• **CHALLENGE**
Produce an exact transcription of the listing below, omitting the pictures.

• **WORKING DATA**
----
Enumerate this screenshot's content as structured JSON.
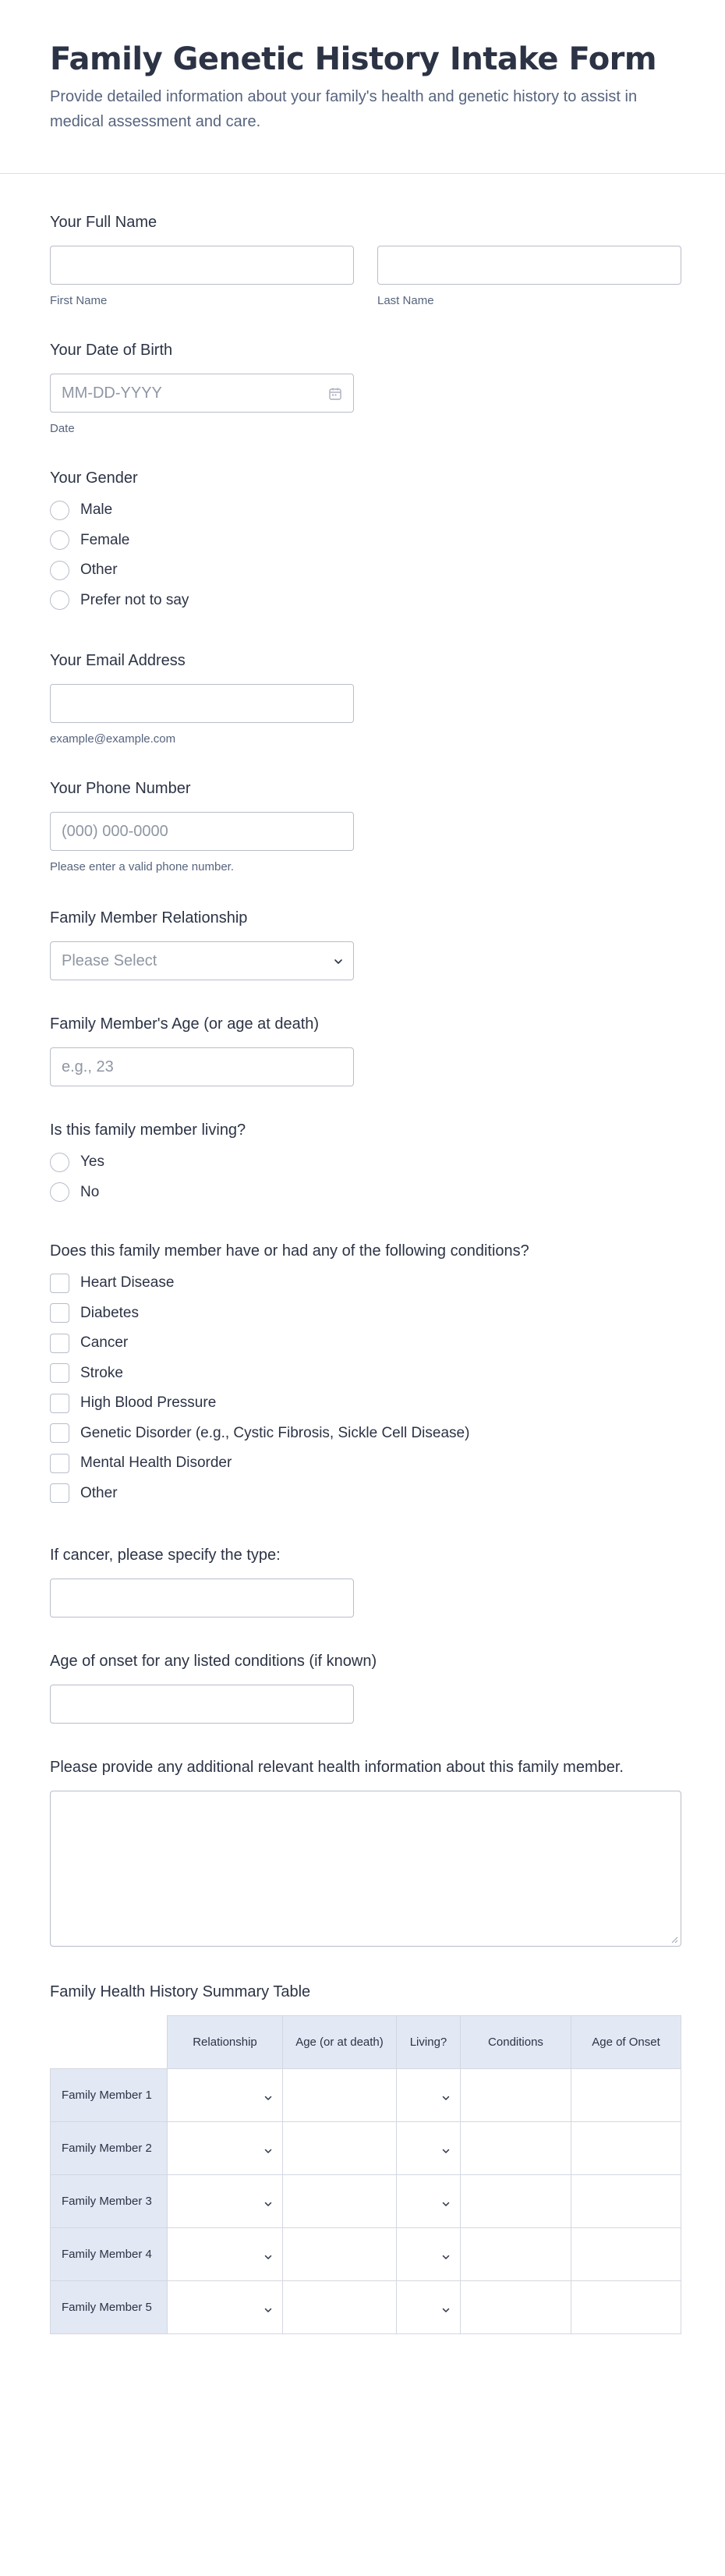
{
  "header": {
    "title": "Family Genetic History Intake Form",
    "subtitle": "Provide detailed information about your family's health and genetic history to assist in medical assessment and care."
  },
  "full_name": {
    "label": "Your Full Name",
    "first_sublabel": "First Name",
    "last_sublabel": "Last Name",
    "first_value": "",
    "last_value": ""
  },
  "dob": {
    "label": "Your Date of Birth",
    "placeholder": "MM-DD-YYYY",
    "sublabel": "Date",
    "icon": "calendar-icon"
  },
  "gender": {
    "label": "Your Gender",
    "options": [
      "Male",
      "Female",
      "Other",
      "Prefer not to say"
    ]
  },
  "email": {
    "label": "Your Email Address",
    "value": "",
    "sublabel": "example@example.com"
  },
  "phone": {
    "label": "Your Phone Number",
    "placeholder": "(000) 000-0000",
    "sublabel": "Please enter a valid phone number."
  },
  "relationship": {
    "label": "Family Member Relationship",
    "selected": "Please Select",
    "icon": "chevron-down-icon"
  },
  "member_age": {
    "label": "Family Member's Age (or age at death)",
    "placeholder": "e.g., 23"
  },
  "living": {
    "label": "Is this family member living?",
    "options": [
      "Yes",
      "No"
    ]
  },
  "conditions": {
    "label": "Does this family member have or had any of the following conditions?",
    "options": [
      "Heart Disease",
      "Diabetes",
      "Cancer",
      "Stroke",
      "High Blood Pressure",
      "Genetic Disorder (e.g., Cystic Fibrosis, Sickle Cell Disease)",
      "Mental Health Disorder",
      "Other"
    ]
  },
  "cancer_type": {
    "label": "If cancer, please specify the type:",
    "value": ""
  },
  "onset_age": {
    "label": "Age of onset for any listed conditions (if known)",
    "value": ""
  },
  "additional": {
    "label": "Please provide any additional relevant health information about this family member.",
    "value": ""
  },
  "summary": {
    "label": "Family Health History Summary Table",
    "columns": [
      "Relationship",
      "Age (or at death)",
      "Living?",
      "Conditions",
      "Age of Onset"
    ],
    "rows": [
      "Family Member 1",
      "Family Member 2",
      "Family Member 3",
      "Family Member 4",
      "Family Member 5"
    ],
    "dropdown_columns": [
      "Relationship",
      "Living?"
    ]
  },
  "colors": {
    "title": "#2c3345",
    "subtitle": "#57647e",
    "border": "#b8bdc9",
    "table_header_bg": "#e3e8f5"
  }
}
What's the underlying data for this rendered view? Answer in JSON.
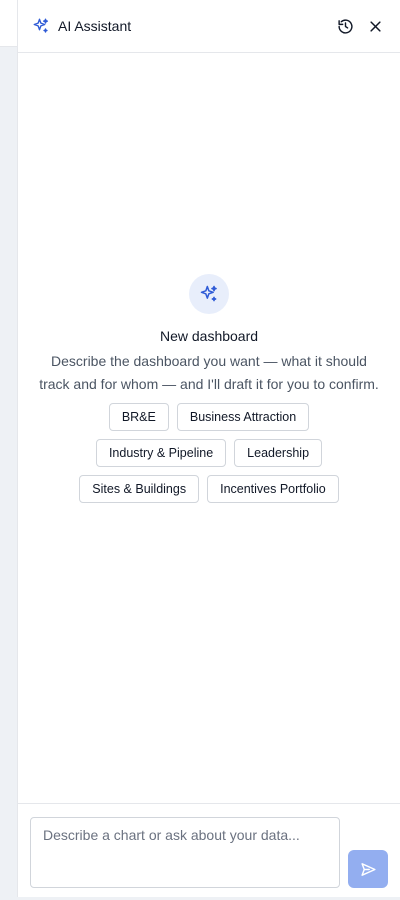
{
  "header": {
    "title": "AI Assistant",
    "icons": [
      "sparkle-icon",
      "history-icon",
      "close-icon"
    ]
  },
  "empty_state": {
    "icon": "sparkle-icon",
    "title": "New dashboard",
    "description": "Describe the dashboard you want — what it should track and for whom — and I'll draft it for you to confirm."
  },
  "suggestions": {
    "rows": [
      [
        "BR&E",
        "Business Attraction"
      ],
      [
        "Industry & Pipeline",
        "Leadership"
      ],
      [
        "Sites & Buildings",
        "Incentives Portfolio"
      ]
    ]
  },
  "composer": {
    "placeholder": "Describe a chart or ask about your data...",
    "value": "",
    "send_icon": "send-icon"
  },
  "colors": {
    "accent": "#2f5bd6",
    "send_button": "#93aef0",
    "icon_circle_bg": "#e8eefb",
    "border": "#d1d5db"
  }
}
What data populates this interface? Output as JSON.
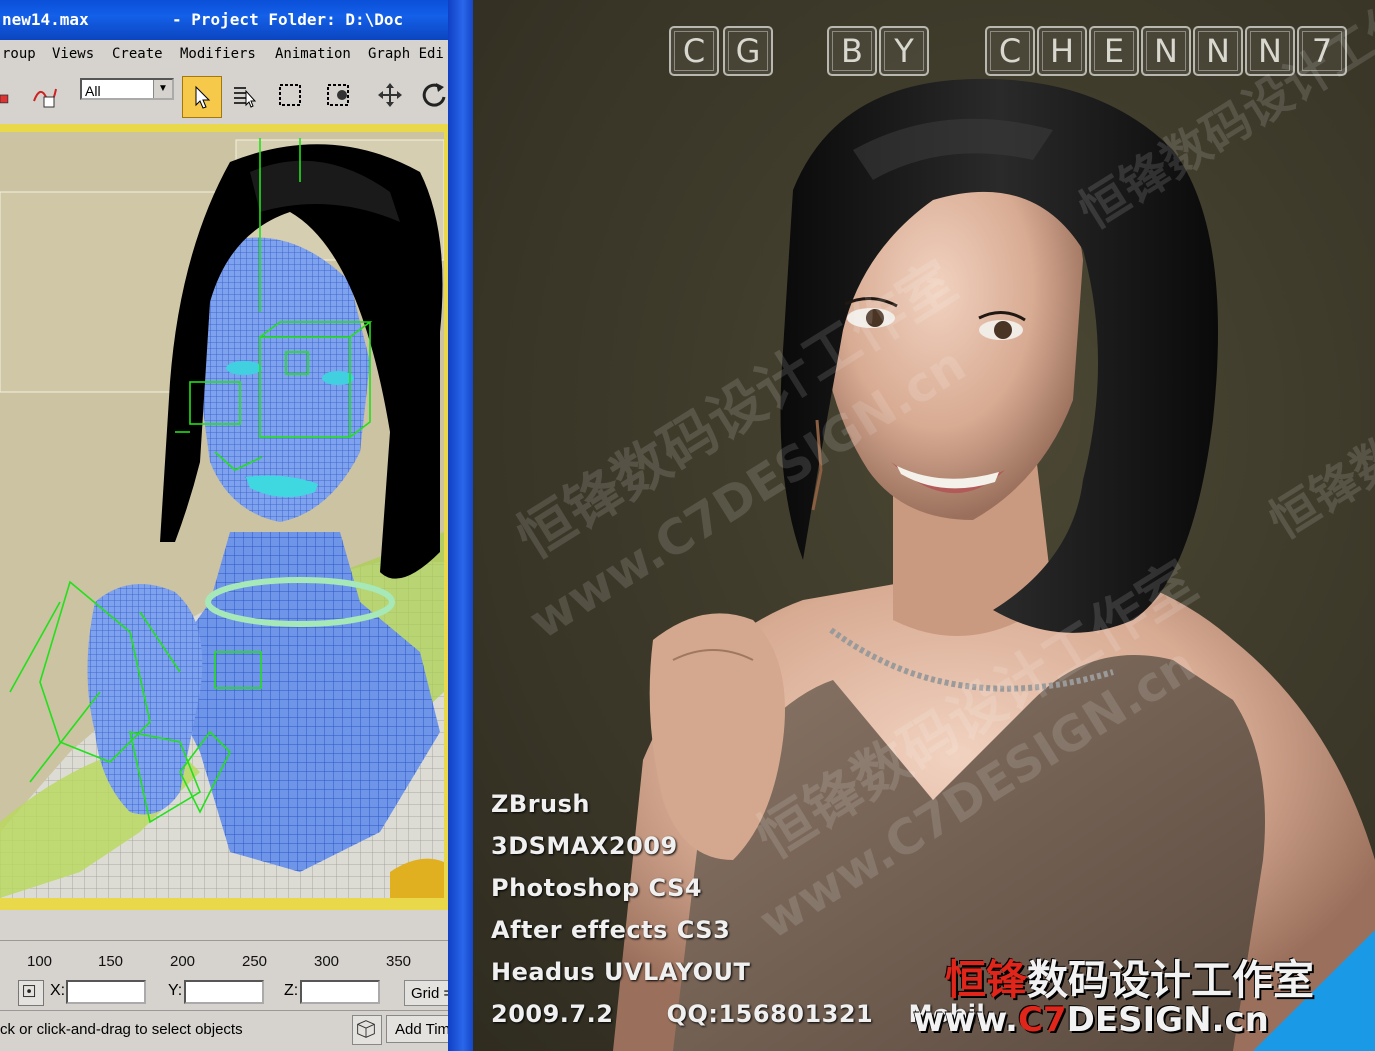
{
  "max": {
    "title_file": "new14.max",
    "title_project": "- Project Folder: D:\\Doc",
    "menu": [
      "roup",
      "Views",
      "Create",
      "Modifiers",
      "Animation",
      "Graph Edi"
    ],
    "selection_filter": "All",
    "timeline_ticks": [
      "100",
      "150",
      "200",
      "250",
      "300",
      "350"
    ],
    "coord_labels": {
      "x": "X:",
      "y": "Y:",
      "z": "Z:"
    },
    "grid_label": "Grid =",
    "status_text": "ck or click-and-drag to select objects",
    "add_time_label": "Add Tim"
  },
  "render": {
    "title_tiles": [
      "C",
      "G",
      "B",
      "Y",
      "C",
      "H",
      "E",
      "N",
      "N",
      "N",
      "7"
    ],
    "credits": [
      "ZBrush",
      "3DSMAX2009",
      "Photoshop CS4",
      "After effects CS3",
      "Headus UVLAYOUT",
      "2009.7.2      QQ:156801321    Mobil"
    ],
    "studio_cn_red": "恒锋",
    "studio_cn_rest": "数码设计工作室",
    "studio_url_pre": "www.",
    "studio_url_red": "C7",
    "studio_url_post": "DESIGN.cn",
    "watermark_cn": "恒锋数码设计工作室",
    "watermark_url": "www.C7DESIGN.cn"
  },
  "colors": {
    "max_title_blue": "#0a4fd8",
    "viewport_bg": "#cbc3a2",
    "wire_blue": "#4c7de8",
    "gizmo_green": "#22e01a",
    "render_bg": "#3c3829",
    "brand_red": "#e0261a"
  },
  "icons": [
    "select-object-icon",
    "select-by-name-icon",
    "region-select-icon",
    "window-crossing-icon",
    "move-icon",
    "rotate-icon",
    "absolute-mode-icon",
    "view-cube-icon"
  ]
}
----
• **EXPECTED ANSWER**
Enumerate this screenshot's content as structured JSON.
{
  "header": {
    "title": "Family Genetic History Intake Form",
    "subtitle": "Provide detailed information about your family's health and genetic history to assist in medical assessment and care."
  },
  "full_name": {
    "label": "Your Full Name",
    "first_sublabel": "First Name",
    "last_sublabel": "Last Name",
    "first_value": "",
    "last_value": ""
  },
  "dob": {
    "label": "Your Date of Birth",
    "placeholder": "MM-DD-YYYY",
    "sublabel": "Date",
    "icon": "calendar-icon"
  },
  "gender": {
    "label": "Your Gender",
    "options": [
      "Male",
      "Female",
      "Other",
      "Prefer not to say"
    ]
  },
  "email": {
    "label": "Your Email Address",
    "value": "",
    "sublabel": "example@example.com"
  },
  "phone": {
    "label": "Your Phone Number",
    "placeholder": "(000) 000-0000",
    "sublabel": "Please enter a valid phone number."
  },
  "relationship": {
    "label": "Family Member Relationship",
    "selected": "Please Select",
    "icon": "chevron-down-icon"
  },
  "member_age": {
    "label": "Family Member's Age (or age at death)",
    "placeholder": "e.g., 23"
  },
  "living": {
    "label": "Is this family member living?",
    "options": [
      "Yes",
      "No"
    ]
  },
  "conditions": {
    "label": "Does this family member have or had any of the following conditions?",
    "options": [
      "Heart Disease",
      "Diabetes",
      "Cancer",
      "Stroke",
      "High Blood Pressure",
      "Genetic Disorder (e.g., Cystic Fibrosis, Sickle Cell Disease)",
      "Mental Health Disorder",
      "Other"
    ]
  },
  "cancer_type": {
    "label": "If cancer, please specify the type:",
    "value": ""
  },
  "onset_age": {
    "label": "Age of onset for any listed conditions (if known)",
    "value": ""
  },
  "additional": {
    "label": "Please provide any additional relevant health information about this family member.",
    "value": ""
  },
  "summary": {
    "label": "Family Health History Summary Table",
    "columns": [
      "Relationship",
      "Age (or at death)",
      "Living?",
      "Conditions",
      "Age of Onset"
    ],
    "rows": [
      "Family Member 1",
      "Family Member 2",
      "Family Member 3",
      "Family Member 4",
      "Family Member 5"
    ],
    "dropdown_columns": [
      "Relationship",
      "Living?"
    ]
  },
  "colors": {
    "title": "#2c3345",
    "subtitle": "#57647e",
    "border": "#b8bdc9",
    "table_header_bg": "#e3e8f5"
  }
}
What's the underlying data for this rendered view? Answer in JSON.
{
  "header": {
    "title": "AI Assistant",
    "icons": [
      "sparkle-icon",
      "history-icon",
      "close-icon"
    ]
  },
  "empty_state": {
    "icon": "sparkle-icon",
    "title": "New dashboard",
    "description": "Describe the dashboard you want — what it should track and for whom — and I'll draft it for you to confirm."
  },
  "suggestions": {
    "rows": [
      [
        "BR&E",
        "Business Attraction"
      ],
      [
        "Industry & Pipeline",
        "Leadership"
      ],
      [
        "Sites & Buildings",
        "Incentives Portfolio"
      ]
    ]
  },
  "composer": {
    "placeholder": "Describe a chart or ask about your data...",
    "value": "",
    "send_icon": "send-icon"
  },
  "colors": {
    "accent": "#2f5bd6",
    "send_button": "#93aef0",
    "icon_circle_bg": "#e8eefb",
    "border": "#d1d5db"
  }
}
What data populates this interface? Output as JSON.
{
  "max": {
    "title_file": "new14.max",
    "title_project": "- Project Folder: D:\\Doc",
    "menu": [
      "roup",
      "Views",
      "Create",
      "Modifiers",
      "Animation",
      "Graph Edi"
    ],
    "selection_filter": "All",
    "timeline_ticks": [
      "100",
      "150",
      "200",
      "250",
      "300",
      "350"
    ],
    "coord_labels": {
      "x": "X:",
      "y": "Y:",
      "z": "Z:"
    },
    "grid_label": "Grid =",
    "status_text": "ck or click-and-drag to select objects",
    "add_time_label": "Add Tim"
  },
  "render": {
    "title_tiles": [
      "C",
      "G",
      "B",
      "Y",
      "C",
      "H",
      "E",
      "N",
      "N",
      "N",
      "7"
    ],
    "credits": [
      "ZBrush",
      "3DSMAX2009",
      "Photoshop CS4",
      "After effects CS3",
      "Headus UVLAYOUT",
      "2009.7.2      QQ:156801321    Mobil"
    ],
    "studio_cn_red": "恒锋",
    "studio_cn_rest": "数码设计工作室",
    "studio_url_pre": "www.",
    "studio_url_red": "C7",
    "studio_url_post": "DESIGN.cn",
    "watermark_cn": "恒锋数码设计工作室",
    "watermark_url": "www.C7DESIGN.cn"
  },
  "colors": {
    "max_title_blue": "#0a4fd8",
    "viewport_bg": "#cbc3a2",
    "wire_blue": "#4c7de8",
    "gizmo_green": "#22e01a",
    "render_bg": "#3c3829",
    "brand_red": "#e0261a"
  },
  "icons": [
    "select-object-icon",
    "select-by-name-icon",
    "region-select-icon",
    "window-crossing-icon",
    "move-icon",
    "rotate-icon",
    "absolute-mode-icon",
    "view-cube-icon"
  ]
}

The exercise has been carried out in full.